| INSTRUCTIONS TO FOLLOW |
Go through the data below line by line and count those containing the word "this". Reply with the count only.

| EXCERPTED RECORDS |

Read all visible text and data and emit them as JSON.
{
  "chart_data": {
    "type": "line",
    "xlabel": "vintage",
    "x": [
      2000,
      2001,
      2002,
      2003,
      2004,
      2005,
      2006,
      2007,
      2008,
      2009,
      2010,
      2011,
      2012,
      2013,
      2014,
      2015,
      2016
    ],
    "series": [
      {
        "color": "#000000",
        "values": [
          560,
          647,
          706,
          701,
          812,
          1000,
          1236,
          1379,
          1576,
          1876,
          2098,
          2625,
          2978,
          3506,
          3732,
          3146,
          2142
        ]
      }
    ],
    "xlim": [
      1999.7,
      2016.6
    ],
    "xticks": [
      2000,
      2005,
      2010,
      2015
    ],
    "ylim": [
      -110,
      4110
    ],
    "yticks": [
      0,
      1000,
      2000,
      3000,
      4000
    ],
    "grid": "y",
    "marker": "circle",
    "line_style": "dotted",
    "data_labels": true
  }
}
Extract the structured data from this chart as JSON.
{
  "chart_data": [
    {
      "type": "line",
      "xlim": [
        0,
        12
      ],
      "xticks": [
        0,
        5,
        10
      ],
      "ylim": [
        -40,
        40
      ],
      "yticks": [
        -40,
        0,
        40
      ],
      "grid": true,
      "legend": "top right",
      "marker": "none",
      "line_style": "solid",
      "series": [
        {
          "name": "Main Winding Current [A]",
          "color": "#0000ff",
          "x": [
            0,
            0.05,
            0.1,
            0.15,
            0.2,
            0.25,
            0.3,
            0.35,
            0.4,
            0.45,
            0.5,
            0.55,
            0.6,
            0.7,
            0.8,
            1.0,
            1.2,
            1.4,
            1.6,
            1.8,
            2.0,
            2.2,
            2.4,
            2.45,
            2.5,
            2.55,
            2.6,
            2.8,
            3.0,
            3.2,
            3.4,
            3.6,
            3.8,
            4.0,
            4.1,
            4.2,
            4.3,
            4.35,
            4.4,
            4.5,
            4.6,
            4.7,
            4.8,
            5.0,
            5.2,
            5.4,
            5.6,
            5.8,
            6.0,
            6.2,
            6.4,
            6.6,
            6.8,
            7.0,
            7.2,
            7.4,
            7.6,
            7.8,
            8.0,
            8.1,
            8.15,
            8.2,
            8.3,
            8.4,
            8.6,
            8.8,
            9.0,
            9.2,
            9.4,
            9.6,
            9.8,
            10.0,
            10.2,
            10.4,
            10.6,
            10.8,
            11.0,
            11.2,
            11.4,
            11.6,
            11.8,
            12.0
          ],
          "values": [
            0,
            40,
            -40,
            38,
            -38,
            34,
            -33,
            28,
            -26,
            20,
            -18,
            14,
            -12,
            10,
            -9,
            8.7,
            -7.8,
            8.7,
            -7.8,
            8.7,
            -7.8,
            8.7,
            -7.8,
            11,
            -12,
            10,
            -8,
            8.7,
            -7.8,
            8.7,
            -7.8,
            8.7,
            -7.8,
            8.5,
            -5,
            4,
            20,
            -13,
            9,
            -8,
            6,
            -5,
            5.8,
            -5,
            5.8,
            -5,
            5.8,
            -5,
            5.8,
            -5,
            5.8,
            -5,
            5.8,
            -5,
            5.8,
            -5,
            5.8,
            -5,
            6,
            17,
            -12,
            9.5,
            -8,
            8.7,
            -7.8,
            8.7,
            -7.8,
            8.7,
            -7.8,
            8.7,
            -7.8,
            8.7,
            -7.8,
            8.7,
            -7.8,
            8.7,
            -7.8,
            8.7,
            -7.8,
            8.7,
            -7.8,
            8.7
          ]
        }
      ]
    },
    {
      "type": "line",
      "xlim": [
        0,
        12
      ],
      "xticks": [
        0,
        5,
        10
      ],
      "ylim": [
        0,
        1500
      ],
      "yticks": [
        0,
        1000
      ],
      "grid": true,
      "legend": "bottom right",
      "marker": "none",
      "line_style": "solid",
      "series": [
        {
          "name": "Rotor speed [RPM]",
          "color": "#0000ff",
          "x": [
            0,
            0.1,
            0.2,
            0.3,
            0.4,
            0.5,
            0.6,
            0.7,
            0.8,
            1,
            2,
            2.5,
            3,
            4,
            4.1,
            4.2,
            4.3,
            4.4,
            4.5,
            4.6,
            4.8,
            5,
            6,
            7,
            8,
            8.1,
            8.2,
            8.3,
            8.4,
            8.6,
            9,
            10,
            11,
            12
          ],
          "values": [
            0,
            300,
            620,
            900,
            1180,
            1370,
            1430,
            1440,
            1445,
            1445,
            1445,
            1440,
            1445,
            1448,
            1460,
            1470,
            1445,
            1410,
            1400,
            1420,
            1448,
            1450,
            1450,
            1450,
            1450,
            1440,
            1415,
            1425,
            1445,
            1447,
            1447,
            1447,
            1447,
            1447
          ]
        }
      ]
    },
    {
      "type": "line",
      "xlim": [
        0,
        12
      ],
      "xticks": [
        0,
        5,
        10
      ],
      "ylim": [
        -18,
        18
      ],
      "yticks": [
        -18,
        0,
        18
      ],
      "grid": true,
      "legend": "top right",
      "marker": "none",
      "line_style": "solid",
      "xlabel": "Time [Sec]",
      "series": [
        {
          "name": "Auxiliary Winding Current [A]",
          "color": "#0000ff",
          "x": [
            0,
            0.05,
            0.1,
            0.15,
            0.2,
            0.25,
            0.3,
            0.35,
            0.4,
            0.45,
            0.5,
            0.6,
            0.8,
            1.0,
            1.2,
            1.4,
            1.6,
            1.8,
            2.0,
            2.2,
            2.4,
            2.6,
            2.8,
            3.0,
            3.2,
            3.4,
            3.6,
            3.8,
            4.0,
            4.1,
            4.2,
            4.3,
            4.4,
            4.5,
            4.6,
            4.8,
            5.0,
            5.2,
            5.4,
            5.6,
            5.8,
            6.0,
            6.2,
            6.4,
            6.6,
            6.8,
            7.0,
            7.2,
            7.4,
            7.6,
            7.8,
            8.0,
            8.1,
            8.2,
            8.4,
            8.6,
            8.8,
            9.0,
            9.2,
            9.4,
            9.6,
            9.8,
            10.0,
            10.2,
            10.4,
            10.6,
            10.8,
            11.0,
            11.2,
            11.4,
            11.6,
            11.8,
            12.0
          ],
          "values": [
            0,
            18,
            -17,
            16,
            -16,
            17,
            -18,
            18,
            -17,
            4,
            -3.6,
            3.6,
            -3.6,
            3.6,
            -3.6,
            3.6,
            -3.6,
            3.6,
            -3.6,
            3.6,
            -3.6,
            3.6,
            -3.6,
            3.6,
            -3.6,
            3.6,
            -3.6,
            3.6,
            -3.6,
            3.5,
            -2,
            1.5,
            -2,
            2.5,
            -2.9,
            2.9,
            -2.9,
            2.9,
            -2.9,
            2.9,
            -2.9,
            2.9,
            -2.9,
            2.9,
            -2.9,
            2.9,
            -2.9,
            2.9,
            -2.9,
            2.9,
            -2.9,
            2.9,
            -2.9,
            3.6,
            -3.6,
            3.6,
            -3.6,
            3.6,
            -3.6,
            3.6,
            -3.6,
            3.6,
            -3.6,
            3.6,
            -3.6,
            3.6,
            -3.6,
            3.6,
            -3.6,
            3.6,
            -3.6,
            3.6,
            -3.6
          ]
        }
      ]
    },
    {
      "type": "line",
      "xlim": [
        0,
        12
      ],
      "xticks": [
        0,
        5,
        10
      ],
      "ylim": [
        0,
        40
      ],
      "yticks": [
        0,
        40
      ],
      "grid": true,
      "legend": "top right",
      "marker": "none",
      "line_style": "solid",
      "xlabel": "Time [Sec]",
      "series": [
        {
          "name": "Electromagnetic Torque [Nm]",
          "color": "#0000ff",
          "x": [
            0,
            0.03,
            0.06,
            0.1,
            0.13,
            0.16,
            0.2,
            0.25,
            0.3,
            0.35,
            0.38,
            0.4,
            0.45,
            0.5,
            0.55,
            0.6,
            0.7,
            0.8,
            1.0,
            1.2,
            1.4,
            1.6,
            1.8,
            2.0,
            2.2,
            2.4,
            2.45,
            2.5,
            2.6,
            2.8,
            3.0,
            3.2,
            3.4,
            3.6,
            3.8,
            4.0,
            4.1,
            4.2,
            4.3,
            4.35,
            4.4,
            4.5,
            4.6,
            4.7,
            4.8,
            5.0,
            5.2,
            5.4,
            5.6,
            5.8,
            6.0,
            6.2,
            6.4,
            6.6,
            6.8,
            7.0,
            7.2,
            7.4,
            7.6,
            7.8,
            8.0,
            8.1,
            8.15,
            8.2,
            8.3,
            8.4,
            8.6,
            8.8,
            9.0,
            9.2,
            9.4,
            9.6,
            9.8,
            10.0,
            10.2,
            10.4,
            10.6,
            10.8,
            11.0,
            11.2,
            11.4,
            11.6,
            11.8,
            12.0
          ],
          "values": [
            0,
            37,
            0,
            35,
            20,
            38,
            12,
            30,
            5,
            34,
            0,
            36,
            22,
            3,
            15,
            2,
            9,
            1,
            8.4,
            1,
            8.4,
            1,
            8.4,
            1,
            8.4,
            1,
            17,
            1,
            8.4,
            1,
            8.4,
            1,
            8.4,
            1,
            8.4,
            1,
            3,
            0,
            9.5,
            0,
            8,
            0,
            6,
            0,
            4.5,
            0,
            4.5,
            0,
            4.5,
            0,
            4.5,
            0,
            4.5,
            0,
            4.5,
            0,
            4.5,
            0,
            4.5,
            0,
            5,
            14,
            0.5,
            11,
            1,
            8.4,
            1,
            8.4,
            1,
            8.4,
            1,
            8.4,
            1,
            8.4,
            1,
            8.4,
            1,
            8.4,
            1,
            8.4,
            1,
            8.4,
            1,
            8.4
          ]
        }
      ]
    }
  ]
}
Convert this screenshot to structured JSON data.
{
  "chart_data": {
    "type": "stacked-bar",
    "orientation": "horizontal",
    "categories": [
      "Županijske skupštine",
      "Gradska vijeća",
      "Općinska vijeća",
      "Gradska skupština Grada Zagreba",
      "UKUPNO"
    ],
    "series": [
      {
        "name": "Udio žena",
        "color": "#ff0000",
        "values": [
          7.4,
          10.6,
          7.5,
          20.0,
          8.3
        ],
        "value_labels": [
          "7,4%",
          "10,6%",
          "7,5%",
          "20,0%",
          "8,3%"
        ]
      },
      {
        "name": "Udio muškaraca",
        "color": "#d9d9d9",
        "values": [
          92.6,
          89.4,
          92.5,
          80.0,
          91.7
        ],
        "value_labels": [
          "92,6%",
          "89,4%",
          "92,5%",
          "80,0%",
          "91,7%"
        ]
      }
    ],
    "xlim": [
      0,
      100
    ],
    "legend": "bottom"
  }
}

| RESULT |
2